Entries taken from a collection
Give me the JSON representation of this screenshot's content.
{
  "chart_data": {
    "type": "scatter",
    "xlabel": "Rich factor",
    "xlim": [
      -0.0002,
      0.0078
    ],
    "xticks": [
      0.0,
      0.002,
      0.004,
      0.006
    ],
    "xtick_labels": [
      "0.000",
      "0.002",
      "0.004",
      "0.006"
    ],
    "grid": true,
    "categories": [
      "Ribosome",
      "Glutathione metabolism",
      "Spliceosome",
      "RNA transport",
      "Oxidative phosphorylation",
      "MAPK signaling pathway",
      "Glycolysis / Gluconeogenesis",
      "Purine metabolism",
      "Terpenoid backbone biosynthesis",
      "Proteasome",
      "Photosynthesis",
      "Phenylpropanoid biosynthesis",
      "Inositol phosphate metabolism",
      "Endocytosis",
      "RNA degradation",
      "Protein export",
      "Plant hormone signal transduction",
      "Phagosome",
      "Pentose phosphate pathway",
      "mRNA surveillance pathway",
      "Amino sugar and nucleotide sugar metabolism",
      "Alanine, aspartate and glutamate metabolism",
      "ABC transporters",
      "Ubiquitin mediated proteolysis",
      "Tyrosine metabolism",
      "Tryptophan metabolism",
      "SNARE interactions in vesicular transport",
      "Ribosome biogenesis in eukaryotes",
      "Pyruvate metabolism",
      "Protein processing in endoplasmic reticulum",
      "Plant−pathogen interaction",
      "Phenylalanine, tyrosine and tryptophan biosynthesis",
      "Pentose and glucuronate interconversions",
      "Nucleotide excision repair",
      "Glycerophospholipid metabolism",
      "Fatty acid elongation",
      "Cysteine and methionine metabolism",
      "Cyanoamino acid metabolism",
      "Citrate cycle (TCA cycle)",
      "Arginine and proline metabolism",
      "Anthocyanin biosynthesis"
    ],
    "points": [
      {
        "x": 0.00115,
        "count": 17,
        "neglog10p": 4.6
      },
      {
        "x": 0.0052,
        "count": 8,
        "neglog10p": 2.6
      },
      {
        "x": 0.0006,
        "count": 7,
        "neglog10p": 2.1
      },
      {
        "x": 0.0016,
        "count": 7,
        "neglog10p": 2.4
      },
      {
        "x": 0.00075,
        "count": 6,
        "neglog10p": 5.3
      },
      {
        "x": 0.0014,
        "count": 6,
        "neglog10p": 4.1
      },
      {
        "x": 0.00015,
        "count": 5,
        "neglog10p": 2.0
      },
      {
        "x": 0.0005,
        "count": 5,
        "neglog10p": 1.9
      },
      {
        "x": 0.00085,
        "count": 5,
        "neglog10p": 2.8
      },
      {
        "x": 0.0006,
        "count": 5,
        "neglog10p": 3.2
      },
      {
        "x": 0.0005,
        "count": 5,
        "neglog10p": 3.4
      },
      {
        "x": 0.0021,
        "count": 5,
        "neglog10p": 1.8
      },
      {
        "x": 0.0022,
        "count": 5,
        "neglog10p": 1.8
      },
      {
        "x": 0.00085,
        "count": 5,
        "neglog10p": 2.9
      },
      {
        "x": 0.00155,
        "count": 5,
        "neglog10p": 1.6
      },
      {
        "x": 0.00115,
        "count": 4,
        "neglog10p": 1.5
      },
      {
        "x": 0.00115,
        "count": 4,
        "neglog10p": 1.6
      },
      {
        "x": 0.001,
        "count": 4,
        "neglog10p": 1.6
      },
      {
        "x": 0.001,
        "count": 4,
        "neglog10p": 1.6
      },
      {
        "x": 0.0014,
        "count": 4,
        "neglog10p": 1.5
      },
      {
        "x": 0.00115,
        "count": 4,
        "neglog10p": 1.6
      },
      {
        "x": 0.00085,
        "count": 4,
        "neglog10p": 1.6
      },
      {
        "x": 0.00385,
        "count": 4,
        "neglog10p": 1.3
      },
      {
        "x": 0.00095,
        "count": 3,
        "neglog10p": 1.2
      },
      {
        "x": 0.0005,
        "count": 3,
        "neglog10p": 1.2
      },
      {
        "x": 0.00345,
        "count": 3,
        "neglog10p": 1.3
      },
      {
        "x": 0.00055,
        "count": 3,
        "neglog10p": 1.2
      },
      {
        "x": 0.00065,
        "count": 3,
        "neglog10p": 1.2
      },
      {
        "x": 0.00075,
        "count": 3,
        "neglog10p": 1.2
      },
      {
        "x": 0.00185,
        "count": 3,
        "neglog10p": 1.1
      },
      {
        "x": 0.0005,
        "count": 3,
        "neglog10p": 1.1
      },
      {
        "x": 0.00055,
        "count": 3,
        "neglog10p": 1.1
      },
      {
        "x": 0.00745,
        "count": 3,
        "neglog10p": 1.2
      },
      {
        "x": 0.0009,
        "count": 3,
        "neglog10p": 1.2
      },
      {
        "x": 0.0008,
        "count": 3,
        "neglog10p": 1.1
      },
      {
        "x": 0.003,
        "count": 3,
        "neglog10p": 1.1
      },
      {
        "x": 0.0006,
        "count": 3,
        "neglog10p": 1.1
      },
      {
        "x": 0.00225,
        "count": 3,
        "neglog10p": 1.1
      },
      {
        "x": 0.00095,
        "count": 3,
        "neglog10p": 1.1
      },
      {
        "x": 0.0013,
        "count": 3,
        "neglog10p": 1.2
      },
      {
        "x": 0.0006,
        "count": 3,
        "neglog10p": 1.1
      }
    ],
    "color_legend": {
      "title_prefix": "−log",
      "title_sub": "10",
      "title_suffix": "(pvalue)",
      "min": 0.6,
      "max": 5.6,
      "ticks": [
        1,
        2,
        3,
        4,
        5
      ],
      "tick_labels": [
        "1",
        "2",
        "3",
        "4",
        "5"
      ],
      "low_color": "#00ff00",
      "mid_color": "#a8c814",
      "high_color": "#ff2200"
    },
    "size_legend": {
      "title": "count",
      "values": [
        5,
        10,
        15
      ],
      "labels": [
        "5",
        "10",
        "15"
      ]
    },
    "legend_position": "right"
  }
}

-- PROBLEM TO WORK ON --
Transcribe each record exactly as it is written above.

-- YOUR SOLUTION --
Give me the JSON representation of this screenshot's content.
{
  "chart_data": {
    "type": "scatter",
    "xlabel": "Rich factor",
    "xlim": [
      -0.0002,
      0.0078
    ],
    "xticks": [
      0.0,
      0.002,
      0.004,
      0.006
    ],
    "xtick_labels": [
      "0.000",
      "0.002",
      "0.004",
      "0.006"
    ],
    "grid": true,
    "categories": [
      "Ribosome",
      "Glutathione metabolism",
      "Spliceosome",
      "RNA transport",
      "Oxidative phosphorylation",
      "MAPK signaling pathway",
      "Glycolysis / Gluconeogenesis",
      "Purine metabolism",
      "Terpenoid backbone biosynthesis",
      "Proteasome",
      "Photosynthesis",
      "Phenylpropanoid biosynthesis",
      "Inositol phosphate metabolism",
      "Endocytosis",
      "RNA degradation",
      "Protein export",
      "Plant hormone signal transduction",
      "Phagosome",
      "Pentose phosphate pathway",
      "mRNA surveillance pathway",
      "Amino sugar and nucleotide sugar metabolism",
      "Alanine, aspartate and glutamate metabolism",
      "ABC transporters",
      "Ubiquitin mediated proteolysis",
      "Tyrosine metabolism",
      "Tryptophan metabolism",
      "SNARE interactions in vesicular transport",
      "Ribosome biogenesis in eukaryotes",
      "Pyruvate metabolism",
      "Protein processing in endoplasmic reticulum",
      "Plant−pathogen interaction",
      "Phenylalanine, tyrosine and tryptophan biosynthesis",
      "Pentose and glucuronate interconversions",
      "Nucleotide excision repair",
      "Glycerophospholipid metabolism",
      "Fatty acid elongation",
      "Cysteine and methionine metabolism",
      "Cyanoamino acid metabolism",
      "Citrate cycle (TCA cycle)",
      "Arginine and proline metabolism",
      "Anthocyanin biosynthesis"
    ],
    "points": [
      {
        "x": 0.00115,
        "count": 17,
        "neglog10p": 4.6
      },
      {
        "x": 0.0052,
        "count": 8,
        "neglog10p": 2.6
      },
      {
        "x": 0.0006,
        "count": 7,
        "neglog10p": 2.1
      },
      {
        "x": 0.0016,
        "count": 7,
        "neglog10p": 2.4
      },
      {
        "x": 0.00075,
        "count": 6,
        "neglog10p": 5.3
      },
      {
        "x": 0.0014,
        "count": 6,
        "neglog10p": 4.1
      },
      {
        "x": 0.00015,
        "count": 5,
        "neglog10p": 2.0
      },
      {
        "x": 0.0005,
        "count": 5,
        "neglog10p": 1.9
      },
      {
        "x": 0.00085,
        "count": 5,
        "neglog10p": 2.8
      },
      {
        "x": 0.0006,
        "count": 5,
        "neglog10p": 3.2
      },
      {
        "x": 0.0005,
        "count": 5,
        "neglog10p": 3.4
      },
      {
        "x": 0.0021,
        "count": 5,
        "neglog10p": 1.8
      },
      {
        "x": 0.0022,
        "count": 5,
        "neglog10p": 1.8
      },
      {
        "x": 0.00085,
        "count": 5,
        "neglog10p": 2.9
      },
      {
        "x": 0.00155,
        "count": 5,
        "neglog10p": 1.6
      },
      {
        "x": 0.00115,
        "count": 4,
        "neglog10p": 1.5
      },
      {
        "x": 0.00115,
        "count": 4,
        "neglog10p": 1.6
      },
      {
        "x": 0.001,
        "count": 4,
        "neglog10p": 1.6
      },
      {
        "x": 0.001,
        "count": 4,
        "neglog10p": 1.6
      },
      {
        "x": 0.0014,
        "count": 4,
        "neglog10p": 1.5
      },
      {
        "x": 0.00115,
        "count": 4,
        "neglog10p": 1.6
      },
      {
        "x": 0.00085,
        "count": 4,
        "neglog10p": 1.6
      },
      {
        "x": 0.00385,
        "count": 4,
        "neglog10p": 1.3
      },
      {
        "x": 0.00095,
        "count": 3,
        "neglog10p": 1.2
      },
      {
        "x": 0.0005,
        "count": 3,
        "neglog10p": 1.2
      },
      {
        "x": 0.00345,
        "count": 3,
        "neglog10p": 1.3
      },
      {
        "x": 0.00055,
        "count": 3,
        "neglog10p": 1.2
      },
      {
        "x": 0.00065,
        "count": 3,
        "neglog10p": 1.2
      },
      {
        "x": 0.00075,
        "count": 3,
        "neglog10p": 1.2
      },
      {
        "x": 0.00185,
        "count": 3,
        "neglog10p": 1.1
      },
      {
        "x": 0.0005,
        "count": 3,
        "neglog10p": 1.1
      },
      {
        "x": 0.00055,
        "count": 3,
        "neglog10p": 1.1
      },
      {
        "x": 0.00745,
        "count": 3,
        "neglog10p": 1.2
      },
      {
        "x": 0.0009,
        "count": 3,
        "neglog10p": 1.2
      },
      {
        "x": 0.0008,
        "count": 3,
        "neglog10p": 1.1
      },
      {
        "x": 0.003,
        "count": 3,
        "neglog10p": 1.1
      },
      {
        "x": 0.0006,
        "count": 3,
        "neglog10p": 1.1
      },
      {
        "x": 0.00225,
        "count": 3,
        "neglog10p": 1.1
      },
      {
        "x": 0.00095,
        "count": 3,
        "neglog10p": 1.1
      },
      {
        "x": 0.0013,
        "count": 3,
        "neglog10p": 1.2
      },
      {
        "x": 0.0006,
        "count": 3,
        "neglog10p": 1.1
      }
    ],
    "color_legend": {
      "title_prefix": "−log",
      "title_sub": "10",
      "title_suffix": "(pvalue)",
      "min": 0.6,
      "max": 5.6,
      "ticks": [
        1,
        2,
        3,
        4,
        5
      ],
      "tick_labels": [
        "1",
        "2",
        "3",
        "4",
        "5"
      ],
      "low_color": "#00ff00",
      "mid_color": "#a8c814",
      "high_color": "#ff2200"
    },
    "size_legend": {
      "title": "count",
      "values": [
        5,
        10,
        15
      ],
      "labels": [
        "5",
        "10",
        "15"
      ]
    },
    "legend_position": "right"
  }
}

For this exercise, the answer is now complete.